▶ [About this task]: Each line below should be written out again without any change.

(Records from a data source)
════

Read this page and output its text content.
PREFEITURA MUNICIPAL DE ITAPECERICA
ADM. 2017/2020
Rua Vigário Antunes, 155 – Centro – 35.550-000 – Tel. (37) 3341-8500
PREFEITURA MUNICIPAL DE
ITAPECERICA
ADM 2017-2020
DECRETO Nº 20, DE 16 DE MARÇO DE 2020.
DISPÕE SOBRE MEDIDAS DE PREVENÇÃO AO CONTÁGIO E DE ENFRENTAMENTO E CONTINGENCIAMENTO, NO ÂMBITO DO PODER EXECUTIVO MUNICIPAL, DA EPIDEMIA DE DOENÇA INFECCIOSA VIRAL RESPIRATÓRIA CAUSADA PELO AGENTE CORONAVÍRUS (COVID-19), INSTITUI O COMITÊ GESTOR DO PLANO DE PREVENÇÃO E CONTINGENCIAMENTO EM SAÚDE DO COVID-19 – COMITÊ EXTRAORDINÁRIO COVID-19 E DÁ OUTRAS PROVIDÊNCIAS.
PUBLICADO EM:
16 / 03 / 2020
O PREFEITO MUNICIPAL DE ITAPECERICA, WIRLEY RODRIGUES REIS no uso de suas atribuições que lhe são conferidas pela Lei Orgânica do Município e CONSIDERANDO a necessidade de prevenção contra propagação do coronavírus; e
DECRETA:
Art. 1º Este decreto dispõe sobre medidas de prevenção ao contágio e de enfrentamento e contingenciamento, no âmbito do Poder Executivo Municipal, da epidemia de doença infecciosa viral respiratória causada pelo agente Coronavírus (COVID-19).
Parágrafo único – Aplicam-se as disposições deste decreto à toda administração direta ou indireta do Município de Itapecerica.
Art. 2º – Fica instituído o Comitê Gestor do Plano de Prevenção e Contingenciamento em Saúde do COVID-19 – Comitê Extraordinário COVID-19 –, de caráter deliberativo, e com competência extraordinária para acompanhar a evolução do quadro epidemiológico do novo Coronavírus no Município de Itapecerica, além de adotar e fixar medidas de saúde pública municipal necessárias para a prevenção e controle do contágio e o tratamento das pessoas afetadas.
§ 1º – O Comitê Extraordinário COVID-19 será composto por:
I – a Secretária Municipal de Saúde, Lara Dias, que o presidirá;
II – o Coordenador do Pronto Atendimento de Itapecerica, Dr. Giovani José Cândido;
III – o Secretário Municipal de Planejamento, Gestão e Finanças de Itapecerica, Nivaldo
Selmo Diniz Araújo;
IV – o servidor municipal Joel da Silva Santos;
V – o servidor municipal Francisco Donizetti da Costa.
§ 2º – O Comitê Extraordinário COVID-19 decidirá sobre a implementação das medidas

════

▶ [Task output]:
Read this page and output its text content.
PREFEITURA MUNICIPAL DE ITAPECERICA
ADM. 2017/2020
Rua Vigário Antunes, 155 – Centro – 35.550-000 – Tel. (37) 3341-8500
PREFEITURA MUNICIPAL DE
ITAPECERICA
ADM 2017-2020
DECRETO Nº 20, DE 16 DE MARÇO DE 2020.
DISPÕE SOBRE MEDIDAS DE PREVENÇÃO AO CONTÁGIO E DE ENFRENTAMENTO E CONTINGENCIAMENTO, NO ÂMBITO DO PODER EXECUTIVO MUNICIPAL, DA EPIDEMIA DE DOENÇA INFECCIOSA VIRAL RESPIRATÓRIA CAUSADA PELO AGENTE CORONAVÍRUS (COVID-19), INSTITUI O COMITÊ GESTOR DO PLANO DE PREVENÇÃO E CONTINGENCIAMENTO EM SAÚDE DO COVID-19 – COMITÊ EXTRAORDINÁRIO COVID-19 E DÁ OUTRAS PROVIDÊNCIAS.
PUBLICADO EM:
16 / 03 / 2020
O PREFEITO MUNICIPAL DE ITAPECERICA, WIRLEY RODRIGUES REIS no uso de suas atribuições que lhe são conferidas pela Lei Orgânica do Município e CONSIDERANDO a necessidade de prevenção contra propagação do coronavírus; e
DECRETA:
Art. 1º Este decreto dispõe sobre medidas de prevenção ao contágio e de enfrentamento e contingenciamento, no âmbito do Poder Executivo Municipal, da epidemia de doença infecciosa viral respiratória causada pelo agente Coronavírus (COVID-19).
Parágrafo único – Aplicam-se as disposições deste decreto à toda administração direta ou indireta do Município de Itapecerica.
Art. 2º – Fica instituído o Comitê Gestor do Plano de Prevenção e Contingenciamento em Saúde do COVID-19 – Comitê Extraordinário COVID-19 –, de caráter deliberativo, e com competência extraordinária para acompanhar a evolução do quadro epidemiológico do novo Coronavírus no Município de Itapecerica, além de adotar e fixar medidas de saúde pública municipal necessárias para a prevenção e controle do contágio e o tratamento das pessoas afetadas.
§ 1º – O Comitê Extraordinário COVID-19 será composto por:
I – a Secretária Municipal de Saúde, Lara Dias, que o presidirá;
II – o Coordenador do Pronto Atendimento de Itapecerica, Dr. Giovani José Cândido;
III – o Secretário Municipal de Planejamento, Gestão e Finanças de Itapecerica, Nivaldo
Selmo Diniz Araújo;
IV – o servidor municipal Joel da Silva Santos;
V – o servidor municipal Francisco Donizetti da Costa.
§ 2º – O Comitê Extraordinário COVID-19 decidirá sobre a implementação das medidas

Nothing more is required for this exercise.